- _Given exercise_: Count the rows below that contain the string "pramit", and give only the number.

╭─ Working data

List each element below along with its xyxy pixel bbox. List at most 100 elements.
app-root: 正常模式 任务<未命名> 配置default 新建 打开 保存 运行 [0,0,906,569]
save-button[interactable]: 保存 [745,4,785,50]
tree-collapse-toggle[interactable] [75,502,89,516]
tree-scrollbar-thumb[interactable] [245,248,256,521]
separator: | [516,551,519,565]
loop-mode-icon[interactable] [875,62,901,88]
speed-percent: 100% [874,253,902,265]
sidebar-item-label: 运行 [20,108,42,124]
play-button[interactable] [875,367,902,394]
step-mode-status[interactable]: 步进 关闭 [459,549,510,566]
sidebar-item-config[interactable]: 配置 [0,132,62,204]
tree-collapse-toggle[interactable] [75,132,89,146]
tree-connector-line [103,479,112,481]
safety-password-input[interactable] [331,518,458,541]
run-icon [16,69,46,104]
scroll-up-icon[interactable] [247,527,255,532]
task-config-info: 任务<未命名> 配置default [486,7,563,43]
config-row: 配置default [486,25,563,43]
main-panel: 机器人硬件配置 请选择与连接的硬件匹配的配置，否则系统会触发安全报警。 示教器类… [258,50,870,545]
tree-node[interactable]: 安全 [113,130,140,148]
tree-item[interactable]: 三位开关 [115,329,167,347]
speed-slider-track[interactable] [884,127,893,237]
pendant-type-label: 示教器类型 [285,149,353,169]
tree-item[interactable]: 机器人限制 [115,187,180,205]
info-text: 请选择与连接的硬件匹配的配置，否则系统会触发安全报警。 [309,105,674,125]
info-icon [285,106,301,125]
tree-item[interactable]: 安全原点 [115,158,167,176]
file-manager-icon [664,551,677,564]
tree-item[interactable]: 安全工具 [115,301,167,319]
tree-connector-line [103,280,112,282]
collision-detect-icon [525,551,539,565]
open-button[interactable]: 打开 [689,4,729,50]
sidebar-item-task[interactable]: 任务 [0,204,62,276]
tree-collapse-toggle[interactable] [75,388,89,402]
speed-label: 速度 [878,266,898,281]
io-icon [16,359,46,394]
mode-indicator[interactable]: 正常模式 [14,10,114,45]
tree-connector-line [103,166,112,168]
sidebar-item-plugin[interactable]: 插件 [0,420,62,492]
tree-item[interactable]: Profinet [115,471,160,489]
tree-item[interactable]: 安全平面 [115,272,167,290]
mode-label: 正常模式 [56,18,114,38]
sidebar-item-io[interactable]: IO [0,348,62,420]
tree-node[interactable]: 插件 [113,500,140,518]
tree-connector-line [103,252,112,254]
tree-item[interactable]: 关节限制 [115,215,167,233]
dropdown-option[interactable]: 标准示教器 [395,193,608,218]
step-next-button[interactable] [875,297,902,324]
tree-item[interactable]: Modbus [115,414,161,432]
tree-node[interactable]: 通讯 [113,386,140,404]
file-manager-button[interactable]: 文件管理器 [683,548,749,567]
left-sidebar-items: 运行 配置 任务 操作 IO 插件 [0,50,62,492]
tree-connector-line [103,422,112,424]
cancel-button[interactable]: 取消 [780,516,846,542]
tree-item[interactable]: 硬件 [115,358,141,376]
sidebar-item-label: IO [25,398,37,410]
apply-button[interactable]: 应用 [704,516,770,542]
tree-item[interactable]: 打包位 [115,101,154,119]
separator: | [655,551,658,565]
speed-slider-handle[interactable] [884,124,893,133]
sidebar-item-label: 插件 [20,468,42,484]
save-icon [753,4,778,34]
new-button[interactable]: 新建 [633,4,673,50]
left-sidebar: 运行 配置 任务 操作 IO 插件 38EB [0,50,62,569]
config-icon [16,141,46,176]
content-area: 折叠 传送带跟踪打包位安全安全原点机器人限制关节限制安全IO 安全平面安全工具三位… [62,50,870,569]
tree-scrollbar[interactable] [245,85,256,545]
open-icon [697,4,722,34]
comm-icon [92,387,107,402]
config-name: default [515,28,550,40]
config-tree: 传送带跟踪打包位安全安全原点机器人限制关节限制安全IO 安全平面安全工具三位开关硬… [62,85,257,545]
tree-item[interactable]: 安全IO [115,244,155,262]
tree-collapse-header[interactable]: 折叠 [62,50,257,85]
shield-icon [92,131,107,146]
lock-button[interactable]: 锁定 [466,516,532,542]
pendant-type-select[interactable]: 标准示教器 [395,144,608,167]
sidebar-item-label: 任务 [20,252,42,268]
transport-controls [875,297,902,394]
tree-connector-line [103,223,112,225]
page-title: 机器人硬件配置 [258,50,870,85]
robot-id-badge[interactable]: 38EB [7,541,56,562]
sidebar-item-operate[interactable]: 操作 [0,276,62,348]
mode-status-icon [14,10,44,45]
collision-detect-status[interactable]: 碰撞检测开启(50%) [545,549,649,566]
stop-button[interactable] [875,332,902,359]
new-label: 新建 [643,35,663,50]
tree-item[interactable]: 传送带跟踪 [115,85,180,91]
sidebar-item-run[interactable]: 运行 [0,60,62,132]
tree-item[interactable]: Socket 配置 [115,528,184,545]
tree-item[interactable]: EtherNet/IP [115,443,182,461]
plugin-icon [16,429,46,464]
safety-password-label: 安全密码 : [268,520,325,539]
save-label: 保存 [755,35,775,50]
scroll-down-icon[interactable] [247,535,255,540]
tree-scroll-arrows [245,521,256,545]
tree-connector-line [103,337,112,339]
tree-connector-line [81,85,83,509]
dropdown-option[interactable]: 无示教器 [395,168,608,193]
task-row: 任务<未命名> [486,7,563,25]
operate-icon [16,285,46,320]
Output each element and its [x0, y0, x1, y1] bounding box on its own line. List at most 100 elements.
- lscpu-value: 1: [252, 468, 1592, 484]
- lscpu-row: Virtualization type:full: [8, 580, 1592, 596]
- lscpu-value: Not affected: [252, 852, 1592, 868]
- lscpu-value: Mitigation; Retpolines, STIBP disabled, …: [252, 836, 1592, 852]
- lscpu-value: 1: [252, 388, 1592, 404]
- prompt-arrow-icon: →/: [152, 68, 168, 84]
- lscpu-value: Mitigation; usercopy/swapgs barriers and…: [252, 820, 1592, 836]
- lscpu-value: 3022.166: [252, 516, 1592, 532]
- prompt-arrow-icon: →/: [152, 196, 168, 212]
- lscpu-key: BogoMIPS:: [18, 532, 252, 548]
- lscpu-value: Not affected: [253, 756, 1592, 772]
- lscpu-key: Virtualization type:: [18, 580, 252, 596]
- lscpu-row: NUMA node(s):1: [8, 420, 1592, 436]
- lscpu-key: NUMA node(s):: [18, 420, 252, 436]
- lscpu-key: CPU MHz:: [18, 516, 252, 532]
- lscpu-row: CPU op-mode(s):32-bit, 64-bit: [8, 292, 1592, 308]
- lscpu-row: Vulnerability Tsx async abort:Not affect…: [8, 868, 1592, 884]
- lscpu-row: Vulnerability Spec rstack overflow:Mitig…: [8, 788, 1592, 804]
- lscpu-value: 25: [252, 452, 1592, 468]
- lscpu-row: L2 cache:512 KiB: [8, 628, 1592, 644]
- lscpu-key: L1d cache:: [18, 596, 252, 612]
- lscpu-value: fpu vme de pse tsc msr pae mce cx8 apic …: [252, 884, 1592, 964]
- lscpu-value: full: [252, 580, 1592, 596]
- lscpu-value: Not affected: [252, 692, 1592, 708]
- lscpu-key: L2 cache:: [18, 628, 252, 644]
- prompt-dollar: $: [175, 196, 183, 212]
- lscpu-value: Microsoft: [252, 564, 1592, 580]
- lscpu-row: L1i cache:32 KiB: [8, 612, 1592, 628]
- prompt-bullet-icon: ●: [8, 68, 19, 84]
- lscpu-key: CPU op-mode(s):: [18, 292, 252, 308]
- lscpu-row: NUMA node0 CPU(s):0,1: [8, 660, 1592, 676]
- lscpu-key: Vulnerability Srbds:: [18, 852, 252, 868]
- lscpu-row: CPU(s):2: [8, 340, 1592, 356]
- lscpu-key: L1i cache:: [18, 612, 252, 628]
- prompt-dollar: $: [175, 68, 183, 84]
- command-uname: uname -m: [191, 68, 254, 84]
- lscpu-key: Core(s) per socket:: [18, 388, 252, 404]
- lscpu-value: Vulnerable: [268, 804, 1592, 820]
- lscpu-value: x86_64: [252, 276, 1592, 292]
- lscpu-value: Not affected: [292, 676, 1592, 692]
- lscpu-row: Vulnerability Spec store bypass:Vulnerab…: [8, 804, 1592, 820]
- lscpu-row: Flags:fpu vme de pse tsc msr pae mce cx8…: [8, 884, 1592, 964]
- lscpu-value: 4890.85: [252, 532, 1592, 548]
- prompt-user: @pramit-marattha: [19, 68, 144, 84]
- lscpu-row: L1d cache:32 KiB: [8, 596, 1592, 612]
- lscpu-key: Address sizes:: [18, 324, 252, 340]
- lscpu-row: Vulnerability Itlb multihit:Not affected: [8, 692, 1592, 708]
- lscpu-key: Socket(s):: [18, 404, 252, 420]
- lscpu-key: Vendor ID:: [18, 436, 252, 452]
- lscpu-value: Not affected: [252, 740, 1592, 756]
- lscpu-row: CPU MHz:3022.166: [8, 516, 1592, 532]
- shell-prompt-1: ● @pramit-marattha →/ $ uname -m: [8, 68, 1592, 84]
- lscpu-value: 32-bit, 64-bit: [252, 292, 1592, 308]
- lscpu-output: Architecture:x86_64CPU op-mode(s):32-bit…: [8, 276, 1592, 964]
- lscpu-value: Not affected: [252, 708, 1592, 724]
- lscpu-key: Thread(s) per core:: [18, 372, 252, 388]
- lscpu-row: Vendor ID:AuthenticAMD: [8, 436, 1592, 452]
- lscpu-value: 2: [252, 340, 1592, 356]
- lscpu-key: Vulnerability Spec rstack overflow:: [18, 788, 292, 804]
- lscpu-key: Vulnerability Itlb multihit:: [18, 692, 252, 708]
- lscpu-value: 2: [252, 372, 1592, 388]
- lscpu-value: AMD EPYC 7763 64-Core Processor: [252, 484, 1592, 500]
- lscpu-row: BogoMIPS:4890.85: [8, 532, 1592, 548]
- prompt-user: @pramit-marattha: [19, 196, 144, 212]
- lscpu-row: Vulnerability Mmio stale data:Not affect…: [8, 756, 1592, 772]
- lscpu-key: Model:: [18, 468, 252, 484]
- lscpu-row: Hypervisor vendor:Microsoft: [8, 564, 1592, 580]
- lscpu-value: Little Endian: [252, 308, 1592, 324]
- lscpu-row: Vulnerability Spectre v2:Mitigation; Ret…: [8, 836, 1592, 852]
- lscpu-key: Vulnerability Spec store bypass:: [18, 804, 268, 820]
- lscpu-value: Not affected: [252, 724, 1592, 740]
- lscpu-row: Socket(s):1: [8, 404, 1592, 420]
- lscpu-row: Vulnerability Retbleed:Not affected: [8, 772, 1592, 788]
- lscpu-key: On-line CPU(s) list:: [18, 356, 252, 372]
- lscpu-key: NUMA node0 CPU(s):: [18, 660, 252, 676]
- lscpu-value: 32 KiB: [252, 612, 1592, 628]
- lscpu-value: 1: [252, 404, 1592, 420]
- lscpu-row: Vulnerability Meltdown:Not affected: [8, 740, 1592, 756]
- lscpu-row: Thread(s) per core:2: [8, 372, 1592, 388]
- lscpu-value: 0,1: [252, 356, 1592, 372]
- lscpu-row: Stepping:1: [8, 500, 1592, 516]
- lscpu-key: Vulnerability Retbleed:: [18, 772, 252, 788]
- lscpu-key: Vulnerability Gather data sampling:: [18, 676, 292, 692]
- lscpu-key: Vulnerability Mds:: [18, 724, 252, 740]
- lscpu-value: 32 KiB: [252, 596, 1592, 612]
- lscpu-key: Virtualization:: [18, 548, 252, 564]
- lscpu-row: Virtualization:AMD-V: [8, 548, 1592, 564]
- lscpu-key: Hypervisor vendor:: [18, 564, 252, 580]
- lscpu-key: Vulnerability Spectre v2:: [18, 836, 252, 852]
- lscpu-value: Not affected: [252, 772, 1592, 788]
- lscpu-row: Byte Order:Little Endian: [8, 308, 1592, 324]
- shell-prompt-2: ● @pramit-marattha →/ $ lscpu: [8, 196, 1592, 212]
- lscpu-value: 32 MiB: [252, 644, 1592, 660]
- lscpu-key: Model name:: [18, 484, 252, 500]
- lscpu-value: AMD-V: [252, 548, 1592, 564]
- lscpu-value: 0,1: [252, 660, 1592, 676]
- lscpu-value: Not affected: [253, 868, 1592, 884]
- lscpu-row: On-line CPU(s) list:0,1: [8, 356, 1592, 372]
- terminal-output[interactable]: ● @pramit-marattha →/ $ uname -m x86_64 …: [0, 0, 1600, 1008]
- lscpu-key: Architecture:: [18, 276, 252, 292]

╰─

- _Solution to this task_: 5